Start Provided data

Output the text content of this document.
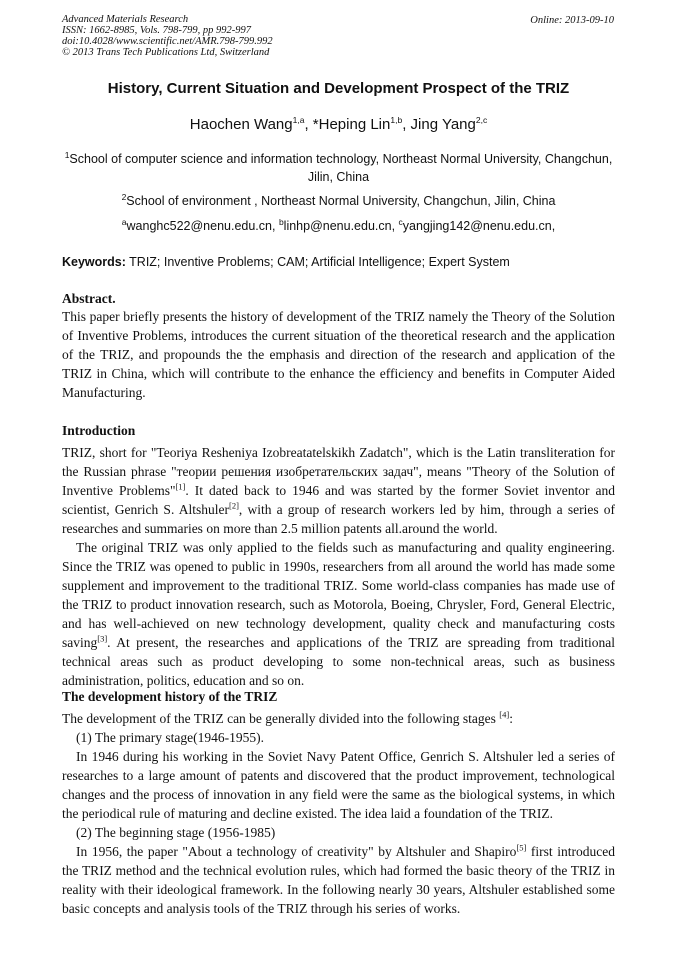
Advanced Materials Research
ISSN: 1662-8985, Vols. 798-799, pp 992-997
doi:10.4028/www.scientific.net/AMR.798-799.992
© 2013 Trans Tech Publications Ltd, Switzerland
Online: 2013-09-10
History, Current Situation and Development Prospect of the TRIZ
Haochen Wang$^{1,a}$, *Heping Lin$^{1,b}$, Jing Yang$^{2,c}$
$^1$School of computer science and information technology, Northeast Normal University, Changchun, Jilin, China
$^2$School of environment , Northeast Normal University, Changchun, Jilin, China
$^a$wanghc522@nenu.edu.cn, $^b$linhp@nenu.edu.cn, $^c$yangjing142@nenu.edu.cn,
Keywords: TRIZ; Inventive Problems; CAM; Artificial Intelligence; Expert System
Abstract.

This paper briefly presents the history of development of the TRIZ namely the Theory of the Solution of Inventive Problems, introduces the current situation of the theoretical research and the application of the TRIZ, and propounds the the emphasis and direction of the research and application of the TRIZ in China, which will contribute to the enhance the efficiency and benefits in Computer Aided Manufacturing.

Introduction

TRIZ, short for "Teoriya Resheniya Izobreatatelskikh Zadatch", which is the Latin transliteration for the Russian phrase "теории решения изобретательских задач", means "Theory of the Solution of Inventive Problems"[1]. It dated back to 1946 and was started by the former Soviet inventor and scientist, Genrich S. Altshuler[2], with a group of research workers led by him, through a series of researches and summaries on more than 2.5 million patents all.around the world.

The original TRIZ was only applied to the fields such as manufacturing and quality engineering. Since the TRIZ was opened to public in 1990s, researchers from all around the world has made some supplement and improvement to the traditional TRIZ. Some world-class companies has made use of the TRIZ to product innovation research, such as Motorola, Boeing, Chrysler, Ford, General Electric, and has well-achieved on new technology development, quality check and manufacturing costs saving[3]. At present, the researches and applications of the TRIZ are spreading from traditional technical areas such as product developing to some non-technical areas, such as business administration, politics, education and so on.

The development history of the TRIZ

The development of the TRIZ can be generally divided into the following stages [4]:

(1) The primary stage(1946-1955).

In 1946 during his working in the Soviet Navy Patent Office, Genrich S. Altshuler led a series of researches to a large amount of patents and discovered that the product improvement, technological changes and the process of innovation in any field were the same as the biological systems, in which the periodical rule of maturing and decline existed. The idea laid a foundation of the TRIZ.

(2) The beginning stage (1956-1985)

In 1956, the paper "About a technology of creativity" by Altshuler and Shapiro[5] first introduced the TRIZ method and the technical evolution rules, which had formed the basic theory of the TRIZ in reality with their ideological framework. In the following nearly 30 years, Altshuler established some basic concepts and analysis tools of the TRIZ through his series of works.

End Provided data

**Objective**:
Provide only the count of lines in the data above that include the string "University".

**Written solution**:
2